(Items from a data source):
*** Block opens ***

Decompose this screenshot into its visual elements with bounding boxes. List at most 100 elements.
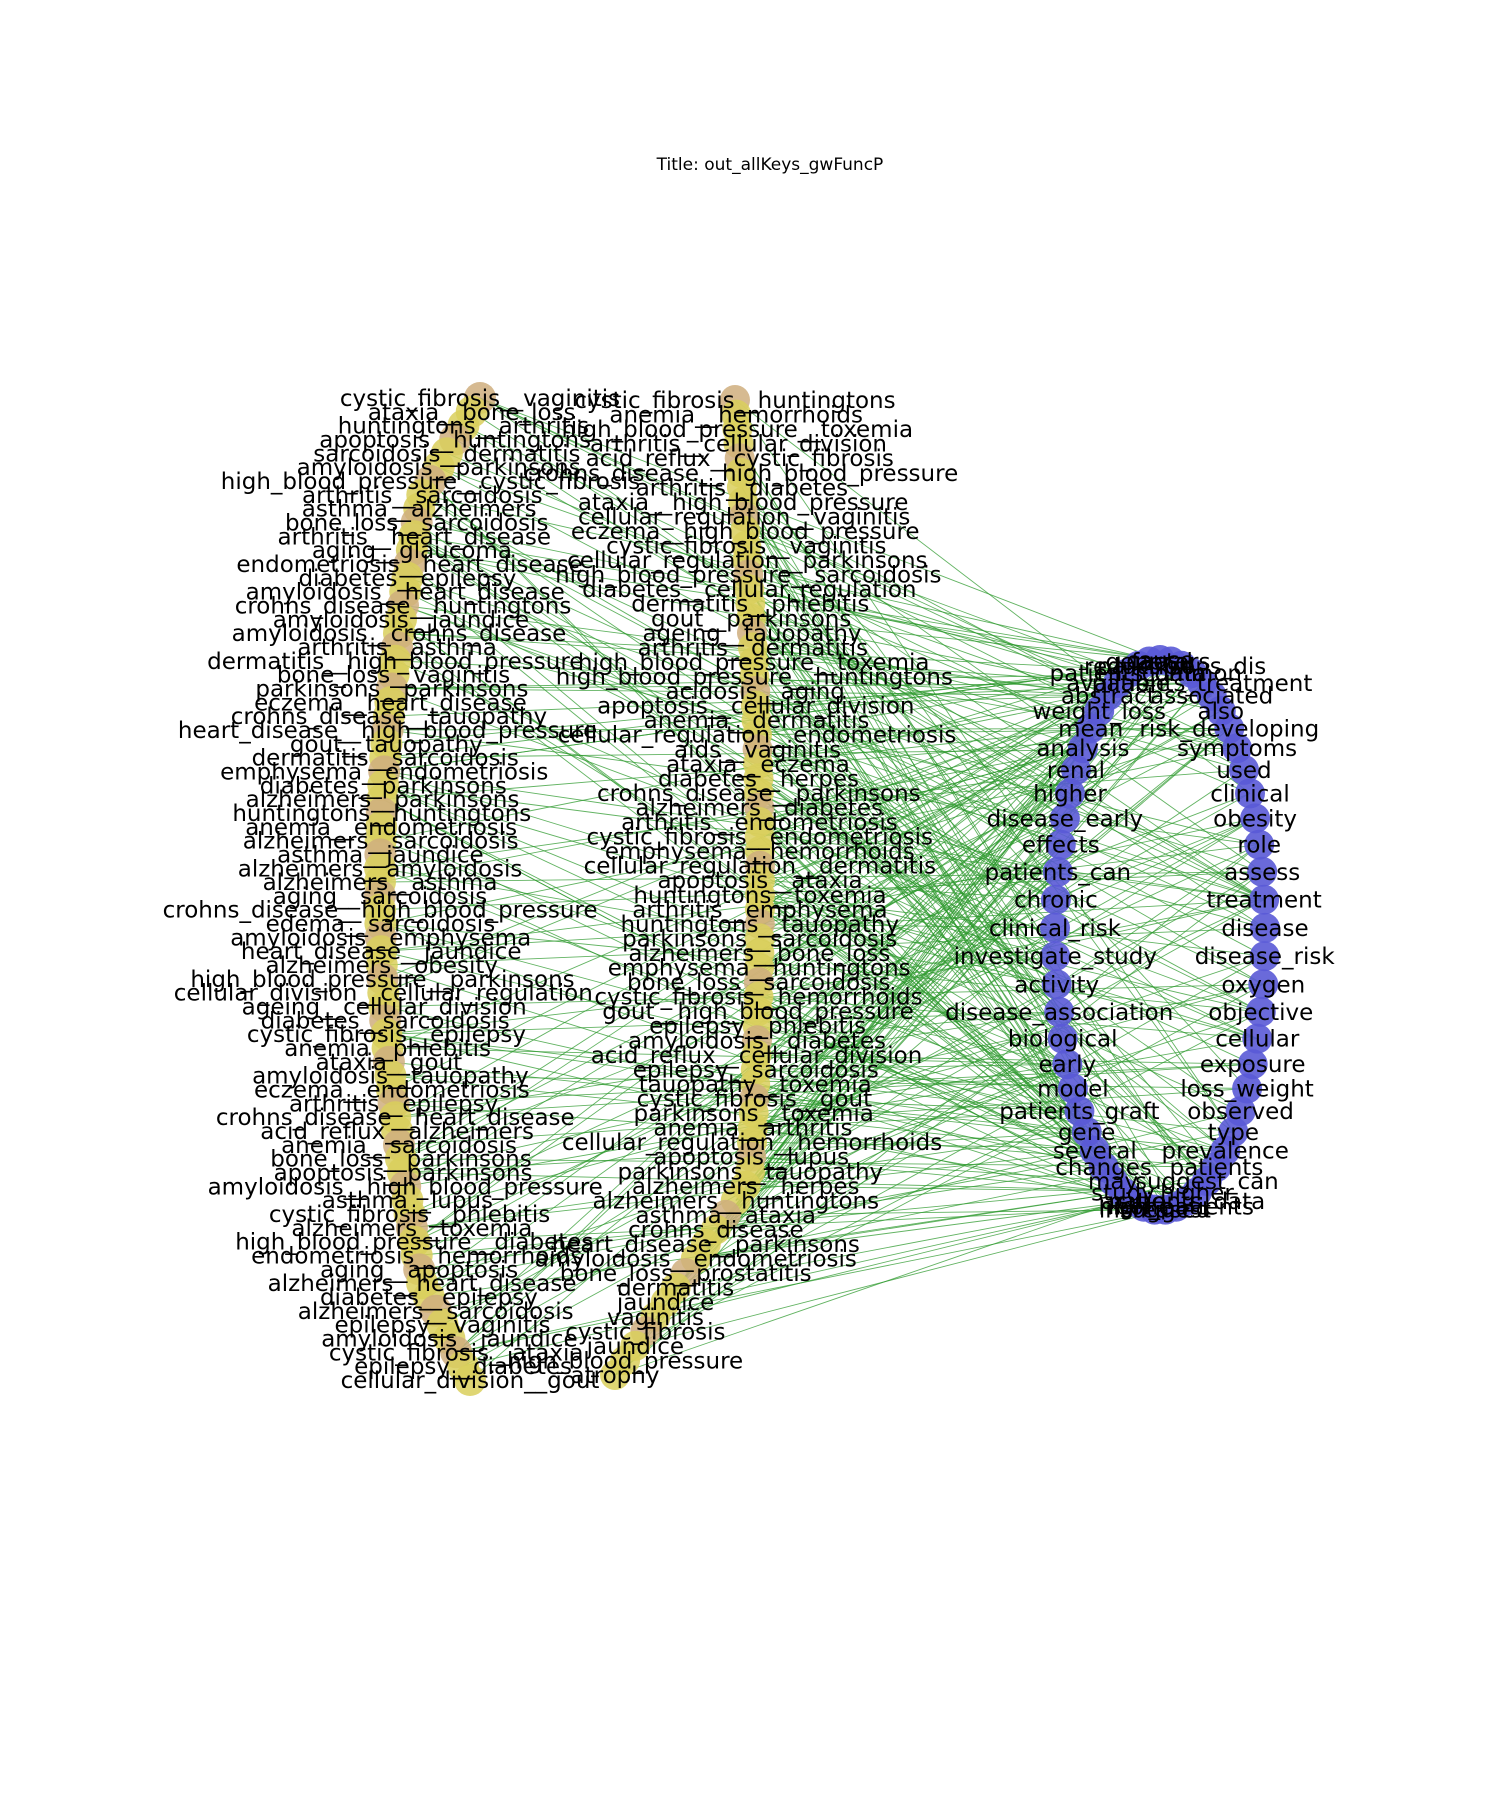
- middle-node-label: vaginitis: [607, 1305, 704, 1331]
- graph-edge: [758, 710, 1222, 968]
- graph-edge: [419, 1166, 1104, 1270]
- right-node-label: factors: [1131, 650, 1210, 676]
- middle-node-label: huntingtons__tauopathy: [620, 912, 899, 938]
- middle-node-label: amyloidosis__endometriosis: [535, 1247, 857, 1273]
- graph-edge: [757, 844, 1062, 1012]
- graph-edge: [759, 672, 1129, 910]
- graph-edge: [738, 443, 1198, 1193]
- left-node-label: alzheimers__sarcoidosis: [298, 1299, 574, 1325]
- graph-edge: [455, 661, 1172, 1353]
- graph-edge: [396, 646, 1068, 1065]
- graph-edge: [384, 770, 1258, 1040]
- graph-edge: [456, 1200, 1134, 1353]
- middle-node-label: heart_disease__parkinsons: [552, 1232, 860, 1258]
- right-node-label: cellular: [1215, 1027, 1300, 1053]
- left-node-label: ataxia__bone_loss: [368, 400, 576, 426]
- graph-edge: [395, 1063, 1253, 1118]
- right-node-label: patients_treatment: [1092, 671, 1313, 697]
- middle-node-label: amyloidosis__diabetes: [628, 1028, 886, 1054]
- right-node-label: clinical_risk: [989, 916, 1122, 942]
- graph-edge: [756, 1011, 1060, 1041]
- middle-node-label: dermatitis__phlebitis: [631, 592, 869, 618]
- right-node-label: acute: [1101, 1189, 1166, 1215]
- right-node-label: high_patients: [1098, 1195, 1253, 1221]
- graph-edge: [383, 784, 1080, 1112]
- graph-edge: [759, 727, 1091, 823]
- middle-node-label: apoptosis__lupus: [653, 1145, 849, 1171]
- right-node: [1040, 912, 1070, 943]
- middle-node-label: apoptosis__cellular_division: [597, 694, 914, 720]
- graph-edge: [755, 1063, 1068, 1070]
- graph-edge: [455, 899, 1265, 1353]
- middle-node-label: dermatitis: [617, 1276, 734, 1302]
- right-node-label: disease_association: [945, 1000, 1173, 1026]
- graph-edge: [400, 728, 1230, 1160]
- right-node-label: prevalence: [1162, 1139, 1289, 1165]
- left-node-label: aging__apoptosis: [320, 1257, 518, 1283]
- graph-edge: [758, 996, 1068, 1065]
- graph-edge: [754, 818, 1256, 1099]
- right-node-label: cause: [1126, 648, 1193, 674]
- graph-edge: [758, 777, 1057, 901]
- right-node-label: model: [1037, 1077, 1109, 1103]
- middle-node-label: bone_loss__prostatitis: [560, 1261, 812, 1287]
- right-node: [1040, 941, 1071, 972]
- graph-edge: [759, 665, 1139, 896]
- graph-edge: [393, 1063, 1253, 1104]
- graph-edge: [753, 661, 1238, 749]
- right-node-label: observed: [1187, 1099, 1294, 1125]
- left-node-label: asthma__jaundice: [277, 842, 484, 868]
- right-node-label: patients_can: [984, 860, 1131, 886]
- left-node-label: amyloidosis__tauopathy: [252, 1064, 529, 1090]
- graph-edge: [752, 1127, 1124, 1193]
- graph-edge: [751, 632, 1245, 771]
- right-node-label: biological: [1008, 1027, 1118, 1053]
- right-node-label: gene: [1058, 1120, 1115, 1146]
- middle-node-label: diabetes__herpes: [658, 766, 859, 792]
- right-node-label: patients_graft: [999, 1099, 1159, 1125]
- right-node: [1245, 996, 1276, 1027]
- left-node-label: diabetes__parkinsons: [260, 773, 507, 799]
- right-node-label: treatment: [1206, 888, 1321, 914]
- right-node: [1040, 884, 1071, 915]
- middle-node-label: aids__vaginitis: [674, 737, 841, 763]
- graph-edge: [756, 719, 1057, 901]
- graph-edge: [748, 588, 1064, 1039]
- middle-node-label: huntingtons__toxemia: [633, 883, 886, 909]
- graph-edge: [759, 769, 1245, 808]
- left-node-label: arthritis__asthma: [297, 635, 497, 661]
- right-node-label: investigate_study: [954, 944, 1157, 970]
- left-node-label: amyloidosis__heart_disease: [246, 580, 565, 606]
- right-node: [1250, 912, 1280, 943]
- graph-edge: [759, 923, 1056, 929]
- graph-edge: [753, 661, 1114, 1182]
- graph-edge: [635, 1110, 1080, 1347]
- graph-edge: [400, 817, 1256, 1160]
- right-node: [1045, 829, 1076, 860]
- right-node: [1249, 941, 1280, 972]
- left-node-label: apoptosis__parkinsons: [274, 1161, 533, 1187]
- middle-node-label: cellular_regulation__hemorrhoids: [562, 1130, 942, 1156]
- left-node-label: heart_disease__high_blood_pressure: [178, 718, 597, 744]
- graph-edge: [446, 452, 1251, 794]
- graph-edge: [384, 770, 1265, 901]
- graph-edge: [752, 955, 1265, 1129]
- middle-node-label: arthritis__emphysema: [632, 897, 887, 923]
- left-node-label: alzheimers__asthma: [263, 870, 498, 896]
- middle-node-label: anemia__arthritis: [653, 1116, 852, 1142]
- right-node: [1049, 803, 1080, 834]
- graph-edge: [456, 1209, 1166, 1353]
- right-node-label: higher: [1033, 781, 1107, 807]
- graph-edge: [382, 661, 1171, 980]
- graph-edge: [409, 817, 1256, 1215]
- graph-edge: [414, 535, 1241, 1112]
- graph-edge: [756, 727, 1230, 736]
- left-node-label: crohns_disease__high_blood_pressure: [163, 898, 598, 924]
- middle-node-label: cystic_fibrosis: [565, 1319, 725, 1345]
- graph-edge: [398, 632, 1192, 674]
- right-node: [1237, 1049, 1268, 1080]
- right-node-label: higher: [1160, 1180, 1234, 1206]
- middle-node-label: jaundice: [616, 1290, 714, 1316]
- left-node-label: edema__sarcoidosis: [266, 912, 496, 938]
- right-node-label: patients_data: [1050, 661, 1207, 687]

*** Block closes ***

(What needs to be done):
Each line in which the string "higher" is found must be copied from the data.

(Response box):
- right-node-label: higher: [1033, 781, 1107, 807]
- right-node-label: higher: [1160, 1180, 1234, 1206]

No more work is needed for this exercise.